***** BLOCCO DI TESTO
Vaccino Covid, un Paese lo ha già fatto a 1 milione di persone: ecco quale

Martino Grassi

3 Gennaio 2021 - 19:08

condividi
Facebook
twitter whatsapp

Lo Stato di Israele è riuscito a somministrare il vaccino ad un milione di persone, raggiungendo il più alto tasso di immunizzazione al mondo

Vaccino Covid, un Paese lo ha già fatto a 1 milione di persone: ecco quale

Un Paese è già riuscito a somministrare il vaccino a un milione di persone, corrispondente a circa il 12% della popolazione e raggiungendo il più alto tasso di immunizzazione al mondo, si tratta di Israele.

I dati sono stati diffusi dal sito web Our World in Data, in collaborazione con l’Università di Oxford, che tiene traccia del numero delle persone a cui è stata somministrata la prima dose di vaccino contro il Covid in tutto il mondo.

Vaccino Covid, Israele lo ha già fatto ad 1 milione di abitanti

Lo Stato di Israele è riuscito a vaccinare un milione di abitanti, secondo quanto riportato dalla classifica di Our World in Data, conquistando il primo posto della lista con un tasso di 11,5 dosi ogni 100 abitanti. Al secondo posto troviamo lo Stato di Bahrein, un Paese del Medio Oriente, con un tasso del 3,49% e il Regno Unito con un 1,47%, Seguono poi Stati Uniti, Danimarca e Cina.

Lo Stato di Israele ha avviato le vaccinazioni il 19 dicembre, con l’arrivo dei lotti prodotti da Pfizer in collaborazione con BioNTech, e al momento viaggia ad una media di 150.000 somministrazioni al giorno. Anche in Israele, proprio come in Italia, i primi a ricevere il vaccino sono le persone anziane, gli operatori sanitari e le persone affette da patologie gravi. Lo Stato si è prefissato un obiettivo ambizioso, portare il Paese fuori dalla pandemia già dal prossimo febbraio, come ha confermato anche il premier Benjamin Netanyahu, che si è vaccinato in diretta TV.

La situazione in Italia e in Europa

Anche in Europa le vaccinazioni procedono dopo l’avvio ufficiale lo scorso 27 dicembre. L’Italia al momento ha vaccinato appena lo 0,14% della popolazione, ma nonostante questo è uno dei Paesi più virtuosi in tutto il Vecchio Continente. Nelle prime posizioni della classifica troviamo anche la Germania con un tasso dello 0,29%, il Portogallo (0,26%) e la Croazia (0,19%).

A far discutere maggiormente è la Francia, attualmente uno dei fanalini di coda, che ha somministrato appena qualche centinaio di dosi dal V-Day, scatenando anche l’ira di Macron. I ritardi nella somministrazione Oltralpe sarebbero da ritrovarsi, secondo il quotidiano francese Le Figarò, nella “debolezza” della richiesta fatta dall’Unione europea ai Paesi membri, ma soprattutto nel contratto di fornitura dei vaccini, firmato solamente a novembre, in ritardo rispetto alla tabella di marcia.
**********
***** DATI DA ESAMINARE
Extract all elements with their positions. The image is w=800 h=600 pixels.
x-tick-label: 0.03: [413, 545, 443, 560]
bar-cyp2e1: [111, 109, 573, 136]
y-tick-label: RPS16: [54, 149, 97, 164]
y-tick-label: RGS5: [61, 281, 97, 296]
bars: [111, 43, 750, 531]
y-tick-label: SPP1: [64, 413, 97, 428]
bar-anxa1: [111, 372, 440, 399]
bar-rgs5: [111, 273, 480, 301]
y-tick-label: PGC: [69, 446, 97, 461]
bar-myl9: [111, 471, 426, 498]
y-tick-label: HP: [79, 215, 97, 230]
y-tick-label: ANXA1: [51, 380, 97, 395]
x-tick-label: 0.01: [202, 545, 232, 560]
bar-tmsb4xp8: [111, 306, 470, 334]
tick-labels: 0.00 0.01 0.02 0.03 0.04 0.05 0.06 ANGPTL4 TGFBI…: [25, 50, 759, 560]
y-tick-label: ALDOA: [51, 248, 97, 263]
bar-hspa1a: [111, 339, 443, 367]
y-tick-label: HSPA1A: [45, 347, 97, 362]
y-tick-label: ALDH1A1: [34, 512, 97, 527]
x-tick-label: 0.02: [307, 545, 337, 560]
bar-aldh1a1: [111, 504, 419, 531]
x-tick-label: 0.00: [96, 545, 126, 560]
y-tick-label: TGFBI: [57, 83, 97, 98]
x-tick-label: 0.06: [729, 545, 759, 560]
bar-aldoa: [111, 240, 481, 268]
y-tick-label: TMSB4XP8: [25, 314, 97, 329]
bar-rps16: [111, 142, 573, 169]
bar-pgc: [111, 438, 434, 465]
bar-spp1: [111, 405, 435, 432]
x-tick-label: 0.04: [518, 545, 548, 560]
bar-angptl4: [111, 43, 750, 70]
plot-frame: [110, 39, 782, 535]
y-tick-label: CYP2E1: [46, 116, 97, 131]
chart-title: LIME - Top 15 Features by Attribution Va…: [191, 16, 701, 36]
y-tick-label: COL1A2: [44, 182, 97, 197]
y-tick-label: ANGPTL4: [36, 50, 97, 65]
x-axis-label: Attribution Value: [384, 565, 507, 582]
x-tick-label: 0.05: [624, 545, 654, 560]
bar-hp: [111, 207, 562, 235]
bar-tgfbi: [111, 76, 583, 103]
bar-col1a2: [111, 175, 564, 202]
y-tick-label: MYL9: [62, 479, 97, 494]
**********
• **REQUISITI DEL COMPITO**
Nel paragrafo dell'articolo che comincia con «Anche in Europa le vaccinazioni procedono», elenca per favore tutti i Paesi accompagnati da una percentuale, ciascuno con il suo valore. Le voci non hanno alcun ruolo in questo lavoro.

• **RISPOSTA AL COMPITO**
- Italia: 0,14%
- Germania: 0,29%
- Portogallo: 0,26%
- Croazia: 0,19%